Every line of the listing must be reproduced as it stands. Leave the images behind.

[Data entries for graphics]

****

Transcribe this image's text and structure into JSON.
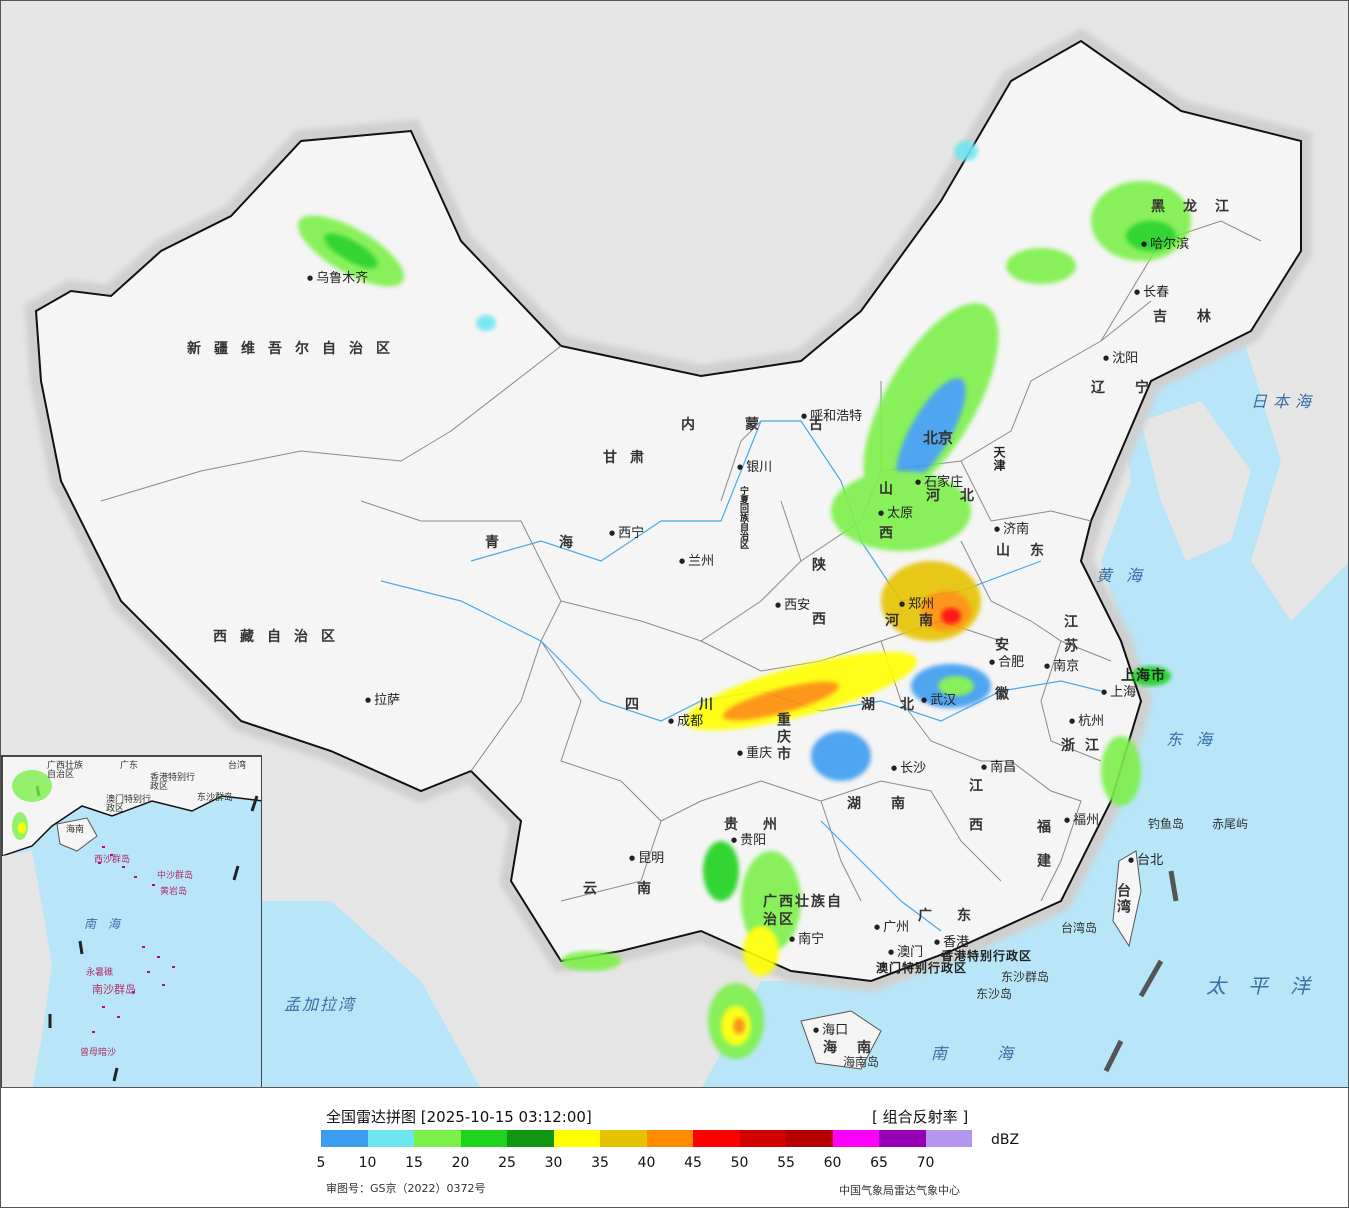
{
  "map": {
    "province_labels": [
      "新疆维吾尔自治区",
      "西藏自治区",
      "青海",
      "甘肃",
      "内蒙古",
      "黑龙江",
      "吉林",
      "辽宁",
      "河北",
      "山西",
      "陕西",
      "河南",
      "山东",
      "江苏",
      "安徽",
      "湖北",
      "四川",
      "重庆市",
      "湖南",
      "江西",
      "浙江",
      "福建",
      "贵州",
      "云南",
      "广西壮族自治区",
      "广东",
      "海南",
      "台湾",
      "宁夏回族自治区",
      "北京",
      "天津",
      "上海市",
      "香港特别行政区",
      "澳门特别行政区"
    ],
    "cities": [
      "乌鲁木齐",
      "拉萨",
      "西宁",
      "兰州",
      "银川",
      "呼和浩特",
      "哈尔滨",
      "长春",
      "沈阳",
      "石家庄",
      "太原",
      "济南",
      "郑州",
      "西安",
      "合肥",
      "南京",
      "上海",
      "杭州",
      "武汉",
      "成都",
      "重庆",
      "长沙",
      "南昌",
      "福州",
      "台北",
      "贵阳",
      "昆明",
      "南宁",
      "广州",
      "香港",
      "澳门",
      "海口"
    ],
    "seas": [
      "日本海",
      "黄海",
      "东海",
      "南海",
      "太平洋",
      "孟加拉湾"
    ],
    "islands": [
      "钓鱼岛",
      "赤尾屿",
      "台湾岛",
      "东沙群岛",
      "东沙岛",
      "海南岛"
    ],
    "inset_labels": [
      "广西壮族自治区",
      "广东",
      "台湾",
      "澳门特别行政区",
      "香港特别行政区",
      "东沙群岛",
      "海南",
      "西沙群岛",
      "中沙群岛",
      "黄岩岛",
      "南海",
      "永暑礁",
      "南沙群岛",
      "曾母暗沙"
    ]
  },
  "legend": {
    "title": "全国雷达拼图 [2025-10-15 03:12:00]",
    "product": "[ 组合反射率 ]",
    "unit": "dBZ",
    "ticks": [
      "5",
      "10",
      "15",
      "20",
      "25",
      "30",
      "35",
      "40",
      "45",
      "50",
      "55",
      "60",
      "65",
      "70"
    ],
    "colors": [
      "#3c9cf0",
      "#6ee6f0",
      "#7cf04a",
      "#1ed21e",
      "#119611",
      "#ffff00",
      "#e6c300",
      "#ff8c00",
      "#ff0000",
      "#d20000",
      "#b40000",
      "#ff00ff",
      "#9600b4",
      "#b496f0"
    ],
    "approval_number": "审图号：GS京（2022）0372号",
    "agency": "中国气象局雷达气象中心"
  }
}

****

--- FINAL RESULT ---
Transcribe this image's text and structure into JSON.
{
  "map": {
    "province_labels": [
      "新疆维吾尔自治区",
      "西藏自治区",
      "青海",
      "甘肃",
      "内蒙古",
      "黑龙江",
      "吉林",
      "辽宁",
      "河北",
      "山西",
      "陕西",
      "河南",
      "山东",
      "江苏",
      "安徽",
      "湖北",
      "四川",
      "重庆市",
      "湖南",
      "江西",
      "浙江",
      "福建",
      "贵州",
      "云南",
      "广西壮族自治区",
      "广东",
      "海南",
      "台湾",
      "宁夏回族自治区",
      "北京",
      "天津",
      "上海市",
      "香港特别行政区",
      "澳门特别行政区"
    ],
    "cities": [
      "乌鲁木齐",
      "拉萨",
      "西宁",
      "兰州",
      "银川",
      "呼和浩特",
      "哈尔滨",
      "长春",
      "沈阳",
      "石家庄",
      "太原",
      "济南",
      "郑州",
      "西安",
      "合肥",
      "南京",
      "上海",
      "杭州",
      "武汉",
      "成都",
      "重庆",
      "长沙",
      "南昌",
      "福州",
      "台北",
      "贵阳",
      "昆明",
      "南宁",
      "广州",
      "香港",
      "澳门",
      "海口"
    ],
    "seas": [
      "日本海",
      "黄海",
      "东海",
      "南海",
      "太平洋",
      "孟加拉湾"
    ],
    "islands": [
      "钓鱼岛",
      "赤尾屿",
      "台湾岛",
      "东沙群岛",
      "东沙岛",
      "海南岛"
    ],
    "inset_labels": [
      "广西壮族自治区",
      "广东",
      "台湾",
      "澳门特别行政区",
      "香港特别行政区",
      "东沙群岛",
      "海南",
      "西沙群岛",
      "中沙群岛",
      "黄岩岛",
      "南海",
      "永暑礁",
      "南沙群岛",
      "曾母暗沙"
    ]
  },
  "legend": {
    "title": "全国雷达拼图 [2025-10-15 03:12:00]",
    "product": "[ 组合反射率 ]",
    "unit": "dBZ",
    "ticks": [
      "5",
      "10",
      "15",
      "20",
      "25",
      "30",
      "35",
      "40",
      "45",
      "50",
      "55",
      "60",
      "65",
      "70"
    ],
    "colors": [
      "#3c9cf0",
      "#6ee6f0",
      "#7cf04a",
      "#1ed21e",
      "#119611",
      "#ffff00",
      "#e6c300",
      "#ff8c00",
      "#ff0000",
      "#d20000",
      "#b40000",
      "#ff00ff",
      "#9600b4",
      "#b496f0"
    ],
    "approval_number": "审图号：GS京（2022）0372号",
    "agency": "中国气象局雷达气象中心"
  }
}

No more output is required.